-- begin MATERIAL SUPPLIED --
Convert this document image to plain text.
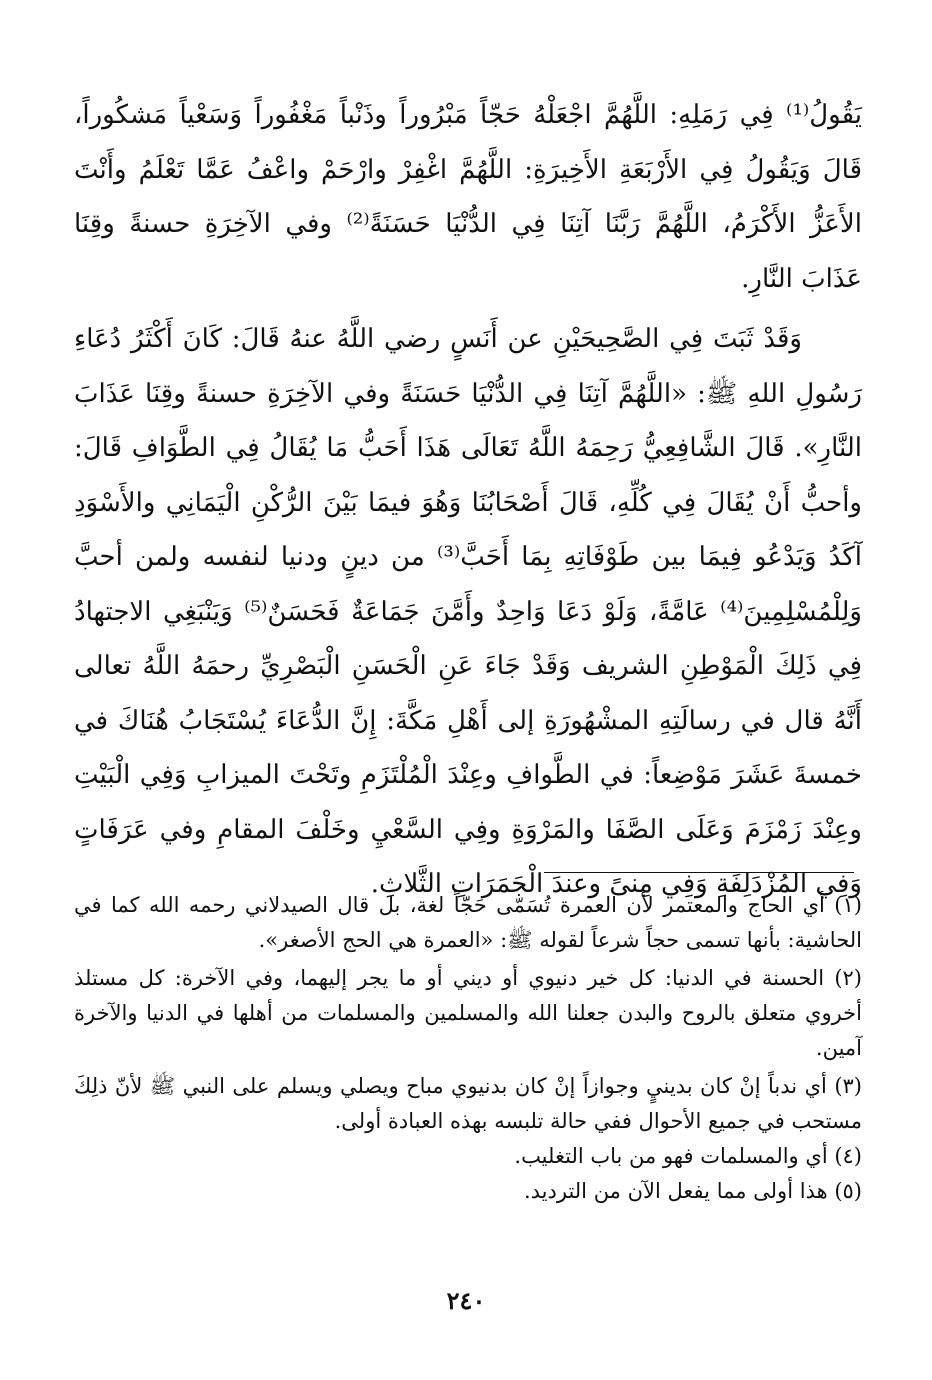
يَقُولُ⁽¹⁾ فِي رَمَلِهِ: اللَّهُمَّ اجْعَلْهُ حَجّاً مَبْرُوراً وذَنْباً مَغْفُوراً وَسَعْياً مَشكُوراً، قَالَ وَيَقُولُ فِي الأَرْبَعَةِ الأَخِيرَةِ: اللَّهُمَّ اغْفِرْ وارْحَمْ واعْفُ عَمَّا تَعْلَمُ وأَنْتَ الأَعَزُّ الأَكْرَمُ، اللَّهُمَّ رَبَّنَا آتِنَا فِي الدُّنْيَا حَسَنَةً⁽²⁾ وفي الآخِرَةِ حسنةً وقِنَا عَذَابَ النَّارِ.

وَقَدْ ثَبَتَ فِي الصَّحِيحَيْنِ عن أَنَسٍ رضي اللَّهُ عنهُ قَالَ: كَانَ أَكْثَرُ دُعَاءِ رَسُولِ اللهِ ﷺ: «اللَّهُمَّ آتِنَا فِي الدُّنْيَا حَسَنَةً وفي الآخِرَةِ حسنةً وقِنَا عَذَابَ النَّارِ». قَالَ الشَّافِعِيُّ رَحِمَهُ اللَّهُ تَعَالَى هَذَا أَحَبُّ مَا يُقَالُ فِي الطَّوَافِ قَالَ: وأحبُّ أَنْ يُقَالَ فِي كُلِّهِ، قَالَ أَصْحَابُنَا وَهُوَ فيمَا بَيْنَ الرُّكْنِ الْيَمَانِي والأَسْوَدِ آكَدُ وَيَدْعُو فِيمَا بين طَوْفَاتِهِ بِمَا أَحَبَّ⁽³⁾ من دينٍ ودنيا لنفسه ولمن أحبَّ وَلِلْمُسْلِمِينَ⁽⁴⁾ عَامَّةً، وَلَوْ دَعَا وَاحِدٌ وأَمَّنَ جَمَاعَةٌ فَحَسَنٌ⁽⁵⁾ وَيَنْبَغِي الاجتهادُ فِي ذَلِكَ الْمَوْطِنِ الشريف وَقَدْ جَاءَ عَنِ الْحَسَنِ الْبَصْرِيِّ رحمَهُ اللَّهُ تعالى أَنَّهُ قال في رسالَتِهِ المشْهُورَةِ إلى أَهْلِ مَكَّةَ: إِنَّ الدُّعَاءَ يُسْتَجَابُ هُنَاكَ في خمسةَ عَشَرَ مَوْضِعاً: في الطَّوافِ وعِنْدَ الْمُلْتَزَمِ وتَحْتَ الميزابِ وَفِي الْبَيْتِ وعِنْدَ زَمْزَمَ وَعَلَى الصَّفَا والمَرْوَةِ وفِي السَّعْيِ وخَلْفَ المقامِ وفي عَرَفَاتٍ وَفِي المُزْدَلِفَةِ وَفِي مِنىً وعندَ الْجَمَرَاتِ الثَّلاثِ.

(١) أي الحاج والمعتمر لأن العمرة تُسَمّى حَجّاً لغة، بل قال الصيدلاني رحمه الله كما في الحاشية: بأنها تسمى حجاً شرعاً لقوله ﷺ: «العمرة هي الحج الأصغر».

(٢) الحسنة في الدنيا: كل خير دنيوي أو ديني أو ما يجر إليهما، وفي الآخرة: كل مستلذ أخروي متعلق بالروح والبدن جعلنا الله والمسلمين والمسلمات من أهلها في الدنيا والآخرة آمين.

(٣) أي ندباً إنْ كان بدينيٍ وجوازاً إنْ كان بدنيوي مباح ويصلي ويسلم على النبي ﷺ لأنّ ذلِكَ مستحب في جميع الأحوال ففي حالة تلبسه بهذه العبادة أولى.

(٤) أي والمسلمات فهو من باب التغليب.

(٥) هذا أولى مما يفعل الآن من الترديد.

٢٤٠
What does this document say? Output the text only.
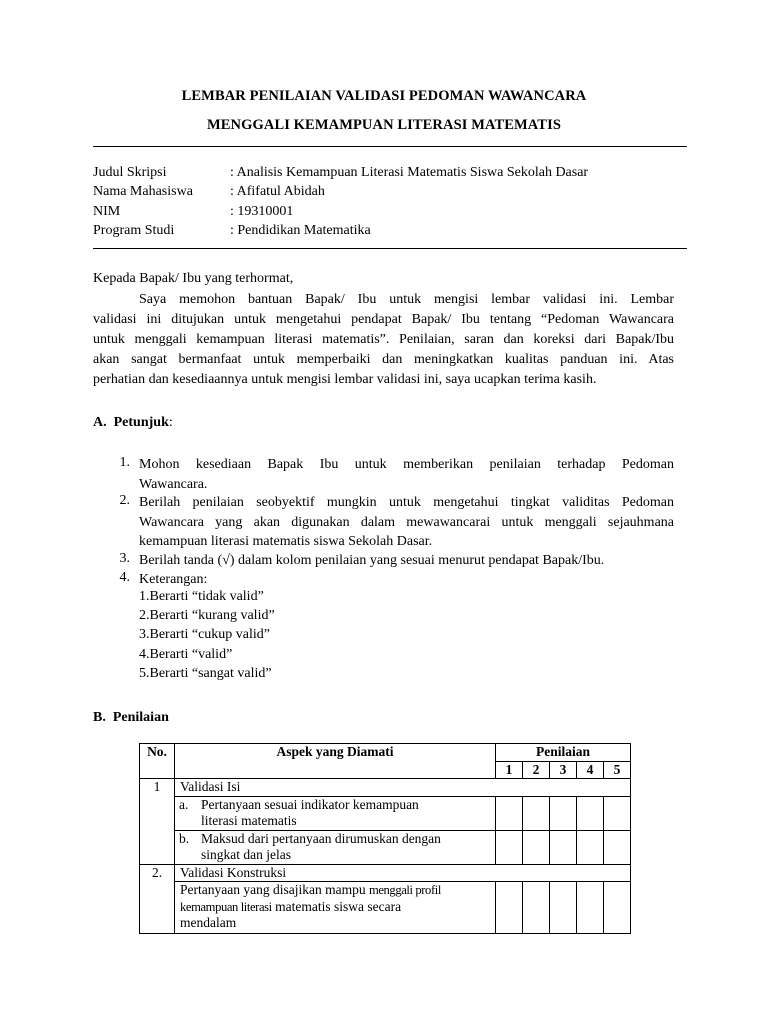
LEMBAR PENILAIAN VALIDASI PEDOMAN WAWANCARA
MENGGALI KEMAMPUAN LITERASI MATEMATIS
Judul Skripsi	: Analisis Kemampuan Literasi Matematis Siswa Sekolah Dasar
Nama Mahasiswa	: Afifatul Abidah
NIM	: 19310001
Program Studi	: Pendidikan Matematika
Kepada Bapak/ Ibu yang terhormat,
Saya memohon bantuan Bapak/ Ibu untuk mengisi lembar validasi ini. Lembar
validasi ini ditujukan untuk mengetahui pendapat Bapak/ Ibu tentang “Pedoman Wawancara
untuk menggali kemampuan literasi matematis”. Penilaian, saran dan koreksi dari Bapak/Ibu
akan sangat bermanfaat untuk memperbaiki dan meningkatkan kualitas panduan ini. Atas
perhatian dan kesediaannya untuk mengisi lembar validasi ini, saya ucapkan terima kasih.
A. Petunjuk:
1. Mohon kesediaan Bapak Ibu untuk memberikan penilaian terhadap Pedoman
Wawancara.
2. Berilah penilaian seobyektif mungkin untuk mengetahui tingkat validitas Pedoman
Wawancara yang akan digunakan dalam mewawancarai untuk menggali sejauhmana
kemampuan literasi matematis siswa Sekolah Dasar.
3. Berilah tanda (√) dalam kolom penilaian yang sesuai menurut pendapat Bapak/Ibu.
4. Keterangan:
1.Berarti “tidak valid”
2.Berarti “kurang valid”
3.Berarti “cukup valid”
4.Berarti “valid”
5.Berarti “sangat valid”
B. Penilaian
No.	Aspek yang Diamati	Penilaian				
		1	2	3	4	5
1	Validasi Isi					
	a. Pertanyaan sesuai indikator kemampuan
literasi matematis					

	b. Maksud dari pertanyaan dirumuskan dengan
singkat dan jelas					

2.	Validasi Konstruksi					
	Pertanyaan yang disajikan mampu menggali profil
kemampuan literasi matematis siswa secara
mendalam					
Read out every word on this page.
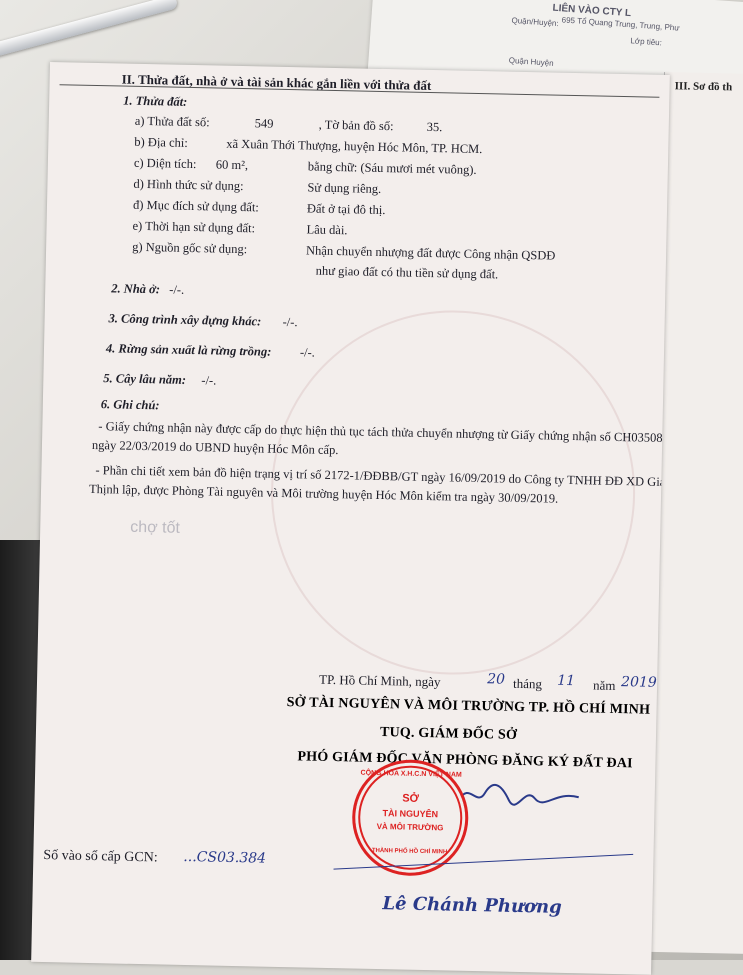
LIÊN VÀO CTY L
Quận/Huyện: 695 Tổ Quang Trung, Trung, Phư
Lớp tiêu:
Quận Huyện
III. Sơ đồ th
II. Thửa đất, nhà ở và tài sản khác gắn liền với thửa đất
1. Thửa đất:
a) Thửa đất số:	549	, Tờ bản đồ số:	35.
b) Địa chỉ:	xã Xuân Thới Thượng, huyện Hóc Môn, TP. HCM.
c) Diện tích: 60 m²,	bằng chữ: (Sáu mươi mét vuông).
d) Hình thức sử dụng:	Sử dụng riêng.
đ) Mục đích sử dụng đất:	Đất ở tại đô thị.
e) Thời hạn sử dụng đất:	Lâu dài.
g) Nguồn gốc sử dụng:	Nhận chuyển nhượng đất được Công nhận QSDĐ
như giao đất có thu tiền sử dụng đất.
2. Nhà ở: -/-.
3. Công trình xây dựng khác: -/-.
4. Rừng sản xuất là rừng trồng: -/-.
5. Cây lâu năm: -/-.
6. Ghi chú:
- Giấy chứng nhận này được cấp do thực hiện thủ tục tách thửa chuyển nhượng từ Giấy chứng nhận số CH03508 ngày 22/03/2019 do UBND huyện Hóc Môn cấp.
- Phần chi tiết xem bản đồ hiện trạng vị trí số 2172-1/ĐĐBB/GT ngày 16/09/2019 do Công ty TNHH ĐĐ XD Gia Thịnh lập, được Phòng Tài nguyên và Môi trường huyện Hóc Môn kiểm tra ngày 30/09/2019.
chợ tốt
TP. Hồ Chí Minh, ngày	20 tháng 11 năm 2019
SỞ TÀI NGUYÊN VÀ MÔI TRƯỜNG TP. HỒ CHÍ MINH
TUQ. GIÁM ĐỐC SỞ
PHÓ GIÁM ĐỐC VĂN PHÒNG ĐĂNG KÝ ĐẤT ĐAI
CỘNG HÒA X.H.C.N VIỆT NAM
SỞ
TÀI NGUYÊN
VÀ MÔI TRƯỜNG
THÀNH PHỐ HỒ CHÍ MINH
Số vào sổ cấp GCN: ...CS03.384
Lê Chánh Phương
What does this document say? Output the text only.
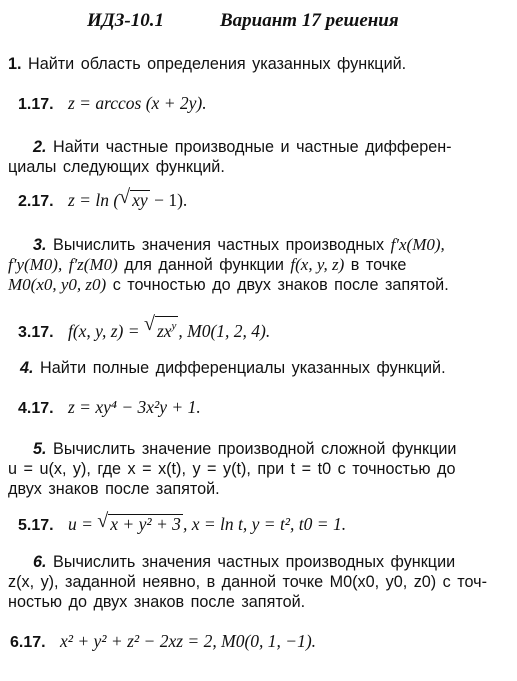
ИДЗ-10.1	Вариант 17 решения

1. Найти область определения указанных функций.

1.17. z = arccos (x + 2y).

2. Найти частные производные и частные дифферен-

циалы следующих функций.

2.17. z = ln ( √ xy − 1).

3. Вычислить значения частных производных f′x(M0),

f′y(M0), f′z(M0) для данной функции f(x, y, z) в точке

M0(x0, y0, z0) с точностью до двух знаков после запятой.

3.17. f(x, y, z) = √ $zx^y$ , M0(1, 2, 4).

4. Найти полные дифференциалы указанных функций.

4.17. z = xy⁴ − 3x²y + 1.

5. Вычислить значение производной сложной функции

u = u(x, y), где x = x(t), y = y(t), при t = t0 с точностью до

двух знаков после запятой.

5.17. u = √ x + y² + 3 , x = ln t, y = t², t0 = 1.

6. Вычислить значения частных производных функции

z(x, y), заданной неявно, в данной точке M0(x0, y0, z0) с точ-

ностью до двух знаков после запятой.

6.17. x² + y² + z² − 2xz = 2, M0(0, 1, −1).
-- end MATERIAL SUPPLIED --
▶ SET EXERCISE:
Collect each line containing the string "pendapat".

▶ SOLUTION TO THIS TASK:
validasi ini ditujukan untuk mengetahui pendapat Bapak/ Ibu tentang “Pedoman Wawancara
3. Berilah tanda (√) dalam kolom penilaian yang sesuai menurut pendapat Bapak/Ibu.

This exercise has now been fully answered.